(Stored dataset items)

···

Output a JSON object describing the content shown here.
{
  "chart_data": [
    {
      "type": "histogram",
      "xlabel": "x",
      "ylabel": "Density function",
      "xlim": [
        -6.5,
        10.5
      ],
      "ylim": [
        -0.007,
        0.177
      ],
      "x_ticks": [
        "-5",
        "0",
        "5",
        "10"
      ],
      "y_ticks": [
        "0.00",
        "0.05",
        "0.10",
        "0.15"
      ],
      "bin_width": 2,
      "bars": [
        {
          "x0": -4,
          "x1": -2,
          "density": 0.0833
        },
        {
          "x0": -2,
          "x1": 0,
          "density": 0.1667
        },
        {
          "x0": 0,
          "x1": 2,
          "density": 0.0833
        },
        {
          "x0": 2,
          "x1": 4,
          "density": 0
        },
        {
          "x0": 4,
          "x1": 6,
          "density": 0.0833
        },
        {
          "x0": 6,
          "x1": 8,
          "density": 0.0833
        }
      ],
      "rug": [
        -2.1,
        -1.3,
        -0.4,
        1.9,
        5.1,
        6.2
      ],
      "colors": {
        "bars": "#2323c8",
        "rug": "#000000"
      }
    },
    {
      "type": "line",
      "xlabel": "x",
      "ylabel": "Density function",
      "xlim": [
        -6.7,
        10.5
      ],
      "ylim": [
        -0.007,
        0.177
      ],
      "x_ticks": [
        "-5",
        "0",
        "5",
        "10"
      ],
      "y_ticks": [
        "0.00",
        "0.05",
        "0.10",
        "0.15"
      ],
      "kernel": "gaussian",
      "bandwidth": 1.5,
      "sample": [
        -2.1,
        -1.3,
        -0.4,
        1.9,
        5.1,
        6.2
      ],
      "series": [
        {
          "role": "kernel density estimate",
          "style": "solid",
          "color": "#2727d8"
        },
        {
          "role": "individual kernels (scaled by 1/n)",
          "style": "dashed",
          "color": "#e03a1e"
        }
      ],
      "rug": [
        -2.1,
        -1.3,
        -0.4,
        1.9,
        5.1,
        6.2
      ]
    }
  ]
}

···

- [DIRECTIONS]: The entries above must be returned exactly.

- [RESULT OF THE EXERCISE]:
Output a JSON object describing the content shown here.
{
  "chart_data": [
    {
      "type": "histogram",
      "xlabel": "x",
      "ylabel": "Density function",
      "xlim": [
        -6.5,
        10.5
      ],
      "ylim": [
        -0.007,
        0.177
      ],
      "x_ticks": [
        "-5",
        "0",
        "5",
        "10"
      ],
      "y_ticks": [
        "0.00",
        "0.05",
        "0.10",
        "0.15"
      ],
      "bin_width": 2,
      "bars": [
        {
          "x0": -4,
          "x1": -2,
          "density": 0.0833
        },
        {
          "x0": -2,
          "x1": 0,
          "density": 0.1667
        },
        {
          "x0": 0,
          "x1": 2,
          "density": 0.0833
        },
        {
          "x0": 2,
          "x1": 4,
          "density": 0
        },
        {
          "x0": 4,
          "x1": 6,
          "density": 0.0833
        },
        {
          "x0": 6,
          "x1": 8,
          "density": 0.0833
        }
      ],
      "rug": [
        -2.1,
        -1.3,
        -0.4,
        1.9,
        5.1,
        6.2
      ],
      "colors": {
        "bars": "#2323c8",
        "rug": "#000000"
      }
    },
    {
      "type": "line",
      "xlabel": "x",
      "ylabel": "Density function",
      "xlim": [
        -6.7,
        10.5
      ],
      "ylim": [
        -0.007,
        0.177
      ],
      "x_ticks": [
        "-5",
        "0",
        "5",
        "10"
      ],
      "y_ticks": [
        "0.00",
        "0.05",
        "0.10",
        "0.15"
      ],
      "kernel": "gaussian",
      "bandwidth": 1.5,
      "sample": [
        -2.1,
        -1.3,
        -0.4,
        1.9,
        5.1,
        6.2
      ],
      "series": [
        {
          "role": "kernel density estimate",
          "style": "solid",
          "color": "#2727d8"
        },
        {
          "role": "individual kernels (scaled by 1/n)",
          "style": "dashed",
          "color": "#e03a1e"
        }
      ],
      "rug": [
        -2.1,
        -1.3,
        -0.4,
        1.9,
        5.1,
        6.2
      ]
    }
  ]
}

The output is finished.